» Exercise aim:
The data below should be restated word for word, with every picture omitted.

» Stored records:
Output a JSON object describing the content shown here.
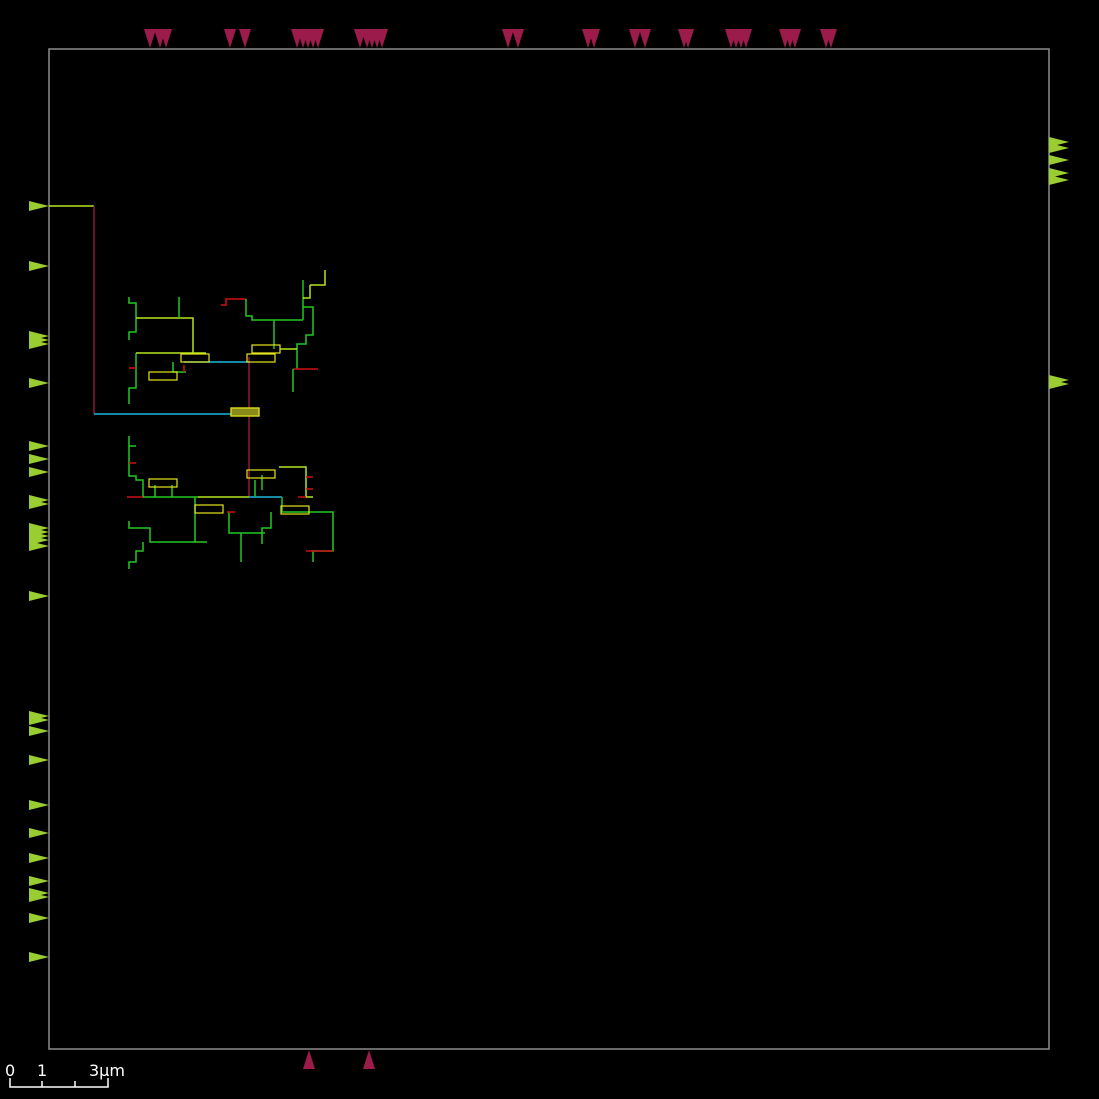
{
  "viewer": {
    "background": "#000000",
    "die_outline_color": "#8c8c8c",
    "pin_colors": {
      "top_bottom": "#9b1b4a",
      "left_right": "#9acd32"
    }
  },
  "layer_colors": {
    "metal_green": "#22c722",
    "metal_yellow_green": "#b4e61e",
    "metal_red": "#d01010",
    "metal_cyan": "#1ab8e0",
    "route_maroon": "#8a1a3a",
    "cell_outline": "#e6e61e"
  },
  "scale_bar": {
    "labels": [
      "0",
      "1",
      "3μm"
    ]
  }
}
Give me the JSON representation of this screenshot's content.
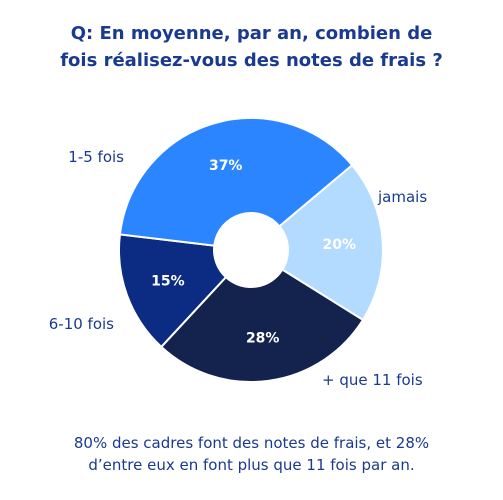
{
  "question": {
    "line1": "Q: En moyenne, par an, combien de",
    "line2": "fois réalisez-vous des notes de frais ?"
  },
  "chart_data": {
    "type": "pie",
    "donut": true,
    "categories": [
      "jamais",
      "+ que 11 fois",
      "6-10 fois",
      "1-5 fois"
    ],
    "values": [
      20,
      28,
      15,
      37
    ],
    "value_labels": [
      "20%",
      "28%",
      "15%",
      "37%"
    ],
    "colors": [
      "#b3dbff",
      "#13234e",
      "#0c2c84",
      "#2a85ff"
    ],
    "label_colors": [
      "#ffffff",
      "#ffffff",
      "#ffffff",
      "#ffffff"
    ]
  },
  "footer": {
    "line1": "80% des cadres font des notes de frais, et 28%",
    "line2": "d’entre eux en font plus que 11 fois par an."
  }
}
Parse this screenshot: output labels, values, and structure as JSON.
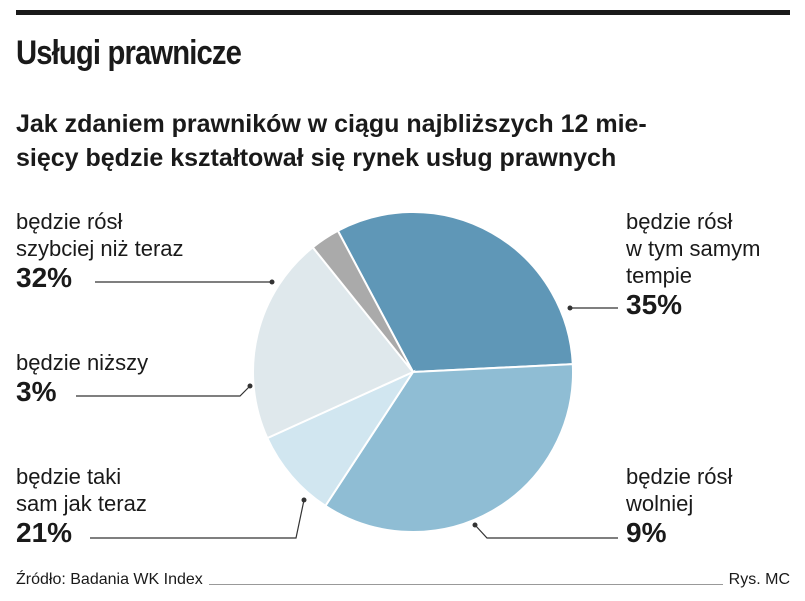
{
  "title": "Usługi prawnicze",
  "subtitle_lines": [
    "Jak zdaniem prawników w ciągu najbliższych 12 mie-",
    "sięcy będzie kształtował się rynek usług prawnych"
  ],
  "footer": {
    "source": "Źródło: Badania WK Index",
    "credit": "Rys. MC"
  },
  "chart_data": {
    "type": "pie",
    "title": "Usługi prawnicze",
    "subtitle": "Jak zdaniem prawników w ciągu najbliższych 12 miesięcy będzie kształtował się rynek usług prawnych",
    "slices": [
      {
        "label_lines": [
          "będzie rósł",
          "szybciej niż teraz"
        ],
        "value": 32,
        "pct": "32%",
        "color": "#5f97b7"
      },
      {
        "label_lines": [
          "będzie rósł",
          "w tym samym",
          "tempie"
        ],
        "value": 35,
        "pct": "35%",
        "color": "#8fbdd4"
      },
      {
        "label_lines": [
          "będzie rósł",
          "wolniej"
        ],
        "value": 9,
        "pct": "9%",
        "color": "#d1e6f0"
      },
      {
        "label_lines": [
          "będzie taki",
          "sam jak teraz"
        ],
        "value": 21,
        "pct": "21%",
        "color": "#dfe8ec"
      },
      {
        "label_lines": [
          "będzie niższy"
        ],
        "value": 3,
        "pct": "3%",
        "color": "#aaaaaa"
      }
    ]
  }
}
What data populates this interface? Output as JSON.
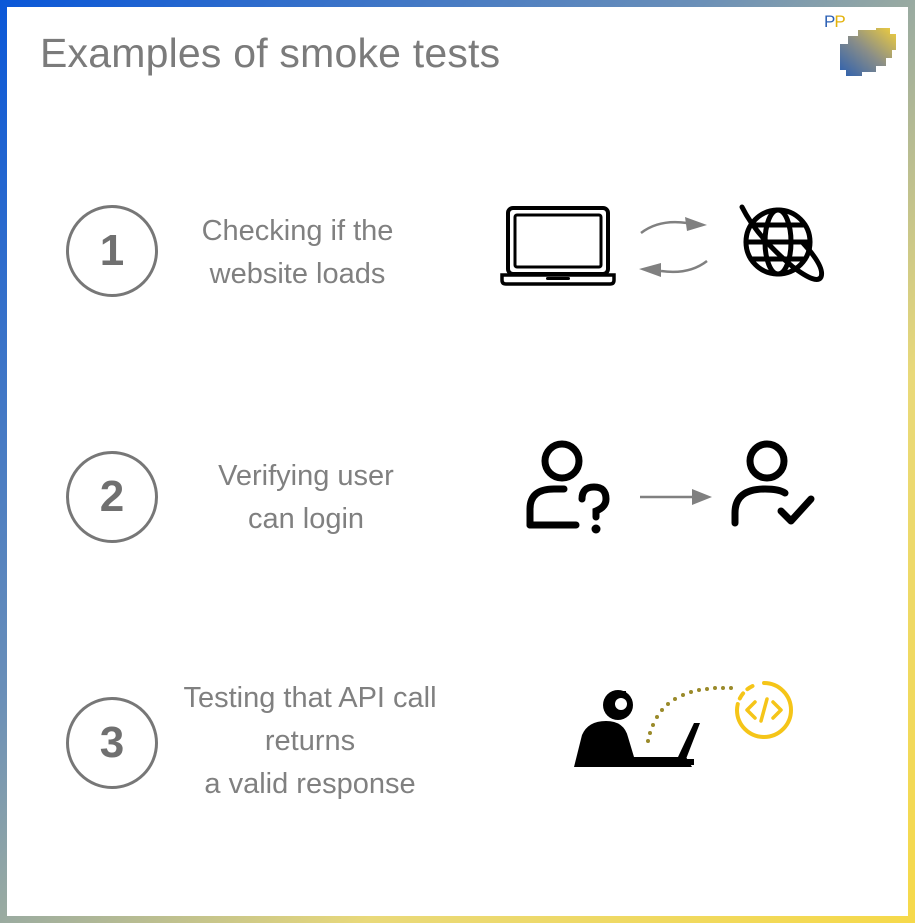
{
  "title": "Examples of smoke tests",
  "logo": {
    "text_p1": "P",
    "text_p2": "P"
  },
  "colors": {
    "frame_blue": "#0a57d8",
    "frame_yellow": "#f6d94a",
    "text_gray": "#7b7b7b",
    "arrow_gray": "#808080",
    "icon_black": "#000000",
    "code_accent": "#f5c518",
    "dot_olive": "#9a8a2a"
  },
  "steps": [
    {
      "number": "1",
      "lines": [
        "Checking if the",
        "website loads"
      ],
      "icons": [
        "laptop-icon",
        "sync-arrows-icon",
        "globe-icon"
      ]
    },
    {
      "number": "2",
      "lines": [
        "Verifying user",
        "can login"
      ],
      "icons": [
        "user-question-icon",
        "arrow-right-icon",
        "user-check-icon"
      ]
    },
    {
      "number": "3",
      "lines": [
        "Testing that API call",
        "returns",
        "a valid response"
      ],
      "icons": [
        "developer-at-laptop-icon",
        "code-icon"
      ]
    }
  ]
}
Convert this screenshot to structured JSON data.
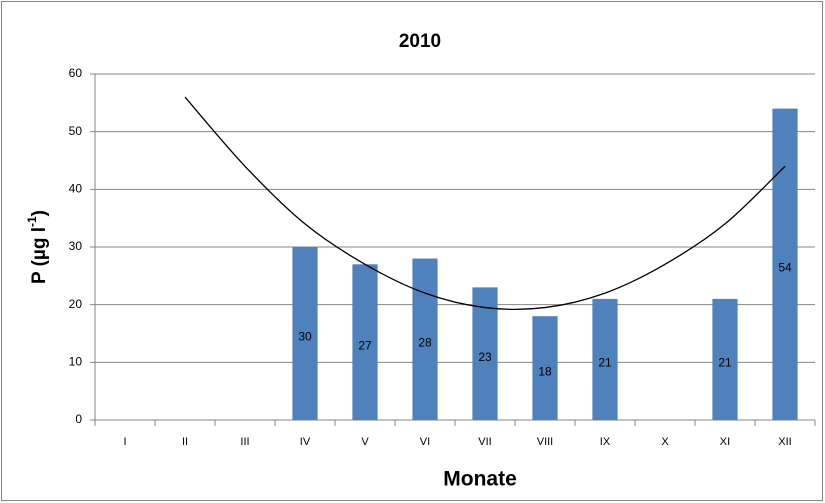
{
  "chart_data": {
    "type": "bar",
    "title": "2010",
    "xlabel": "Monate",
    "ylabel": [
      "P (µg l",
      "-1",
      ")"
    ],
    "categories": [
      "I",
      "II",
      "III",
      "IV",
      "V",
      "VI",
      "VII",
      "VIII",
      "IX",
      "X",
      "XI",
      "XII"
    ],
    "values": [
      null,
      null,
      null,
      30,
      27,
      28,
      23,
      18,
      21,
      null,
      21,
      54
    ],
    "color": "#4f81bd",
    "trendline": {
      "color": "#000000",
      "values": [
        null,
        56,
        44,
        34,
        27,
        22,
        19.5,
        19.5,
        22,
        27,
        34,
        44
      ]
    },
    "ylim": [
      0,
      60
    ],
    "yticks": [
      0,
      10,
      20,
      30,
      40,
      50,
      60
    ],
    "grid": true
  }
}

» Complete output:
Output a JSON object describing the content shown here.
{
  "viewer": {
    "background": "#000000",
    "die_outline_color": "#8c8c8c",
    "pin_colors": {
      "top_bottom": "#9b1b4a",
      "left_right": "#9acd32"
    }
  },
  "layer_colors": {
    "metal_green": "#22c722",
    "metal_yellow_green": "#b4e61e",
    "metal_red": "#d01010",
    "metal_cyan": "#1ab8e0",
    "route_maroon": "#8a1a3a",
    "cell_outline": "#e6e61e"
  },
  "scale_bar": {
    "labels": [
      "0",
      "1",
      "3μm"
    ]
  }
}
Give me the JSON representation of this screenshot's content.
{
  "question": {
    "line1": "Q: En moyenne, par an, combien de",
    "line2": "fois réalisez-vous des notes de frais ?"
  },
  "chart_data": {
    "type": "pie",
    "donut": true,
    "categories": [
      "jamais",
      "+ que 11 fois",
      "6-10 fois",
      "1-5 fois"
    ],
    "values": [
      20,
      28,
      15,
      37
    ],
    "value_labels": [
      "20%",
      "28%",
      "15%",
      "37%"
    ],
    "colors": [
      "#b3dbff",
      "#13234e",
      "#0c2c84",
      "#2a85ff"
    ],
    "label_colors": [
      "#ffffff",
      "#ffffff",
      "#ffffff",
      "#ffffff"
    ]
  },
  "footer": {
    "line1": "80% des cadres font des notes de frais, et 28%",
    "line2": "d’entre eux en font plus que 11 fois par an."
  }
}
Parse this screenshot: output labels, values, and structure as JSON.
{
  "title": "Usługi prawnicze",
  "subtitle_lines": [
    "Jak zdaniem prawników w ciągu najbliższych 12 mie-",
    "sięcy będzie kształtował się rynek usług prawnych"
  ],
  "footer": {
    "source": "Źródło: Badania WK Index",
    "credit": "Rys. MC"
  },
  "chart_data": {
    "type": "pie",
    "title": "Usługi prawnicze",
    "subtitle": "Jak zdaniem prawników w ciągu najbliższych 12 miesięcy będzie kształtował się rynek usług prawnych",
    "slices": [
      {
        "label_lines": [
          "będzie rósł",
          "szybciej niż teraz"
        ],
        "value": 32,
        "pct": "32%",
        "color": "#5f97b7"
      },
      {
        "label_lines": [
          "będzie rósł",
          "w tym samym",
          "tempie"
        ],
        "value": 35,
        "pct": "35%",
        "color": "#8fbdd4"
      },
      {
        "label_lines": [
          "będzie rósł",
          "wolniej"
        ],
        "value": 9,
        "pct": "9%",
        "color": "#d1e6f0"
      },
      {
        "label_lines": [
          "będzie taki",
          "sam jak teraz"
        ],
        "value": 21,
        "pct": "21%",
        "color": "#dfe8ec"
      },
      {
        "label_lines": [
          "będzie niższy"
        ],
        "value": 3,
        "pct": "3%",
        "color": "#aaaaaa"
      }
    ]
  }
}
What data populates this interface? Output as JSON.
{
  "title": "Examples of smoke tests",
  "logo": {
    "text_p1": "P",
    "text_p2": "P"
  },
  "colors": {
    "frame_blue": "#0a57d8",
    "frame_yellow": "#f6d94a",
    "text_gray": "#7b7b7b",
    "arrow_gray": "#808080",
    "icon_black": "#000000",
    "code_accent": "#f5c518",
    "dot_olive": "#9a8a2a"
  },
  "steps": [
    {
      "number": "1",
      "lines": [
        "Checking if the",
        "website loads"
      ],
      "icons": [
        "laptop-icon",
        "sync-arrows-icon",
        "globe-icon"
      ]
    },
    {
      "number": "2",
      "lines": [
        "Verifying user",
        "can login"
      ],
      "icons": [
        "user-question-icon",
        "arrow-right-icon",
        "user-check-icon"
      ]
    },
    {
      "number": "3",
      "lines": [
        "Testing that API call",
        "returns",
        "a valid response"
      ],
      "icons": [
        "developer-at-laptop-icon",
        "code-icon"
      ]
    }
  ]
}
Convert this screenshot to structured JSON data.
{
  "chart_data": {
    "type": "bar",
    "title": "2010",
    "xlabel": "Monate",
    "ylabel": [
      "P (µg l",
      "-1",
      ")"
    ],
    "categories": [
      "I",
      "II",
      "III",
      "IV",
      "V",
      "VI",
      "VII",
      "VIII",
      "IX",
      "X",
      "XI",
      "XII"
    ],
    "values": [
      null,
      null,
      null,
      30,
      27,
      28,
      23,
      18,
      21,
      null,
      21,
      54
    ],
    "color": "#4f81bd",
    "trendline": {
      "color": "#000000",
      "values": [
        null,
        56,
        44,
        34,
        27,
        22,
        19.5,
        19.5,
        22,
        27,
        34,
        44
      ]
    },
    "ylim": [
      0,
      60
    ],
    "yticks": [
      0,
      10,
      20,
      30,
      40,
      50,
      60
    ],
    "grid": true
  }
}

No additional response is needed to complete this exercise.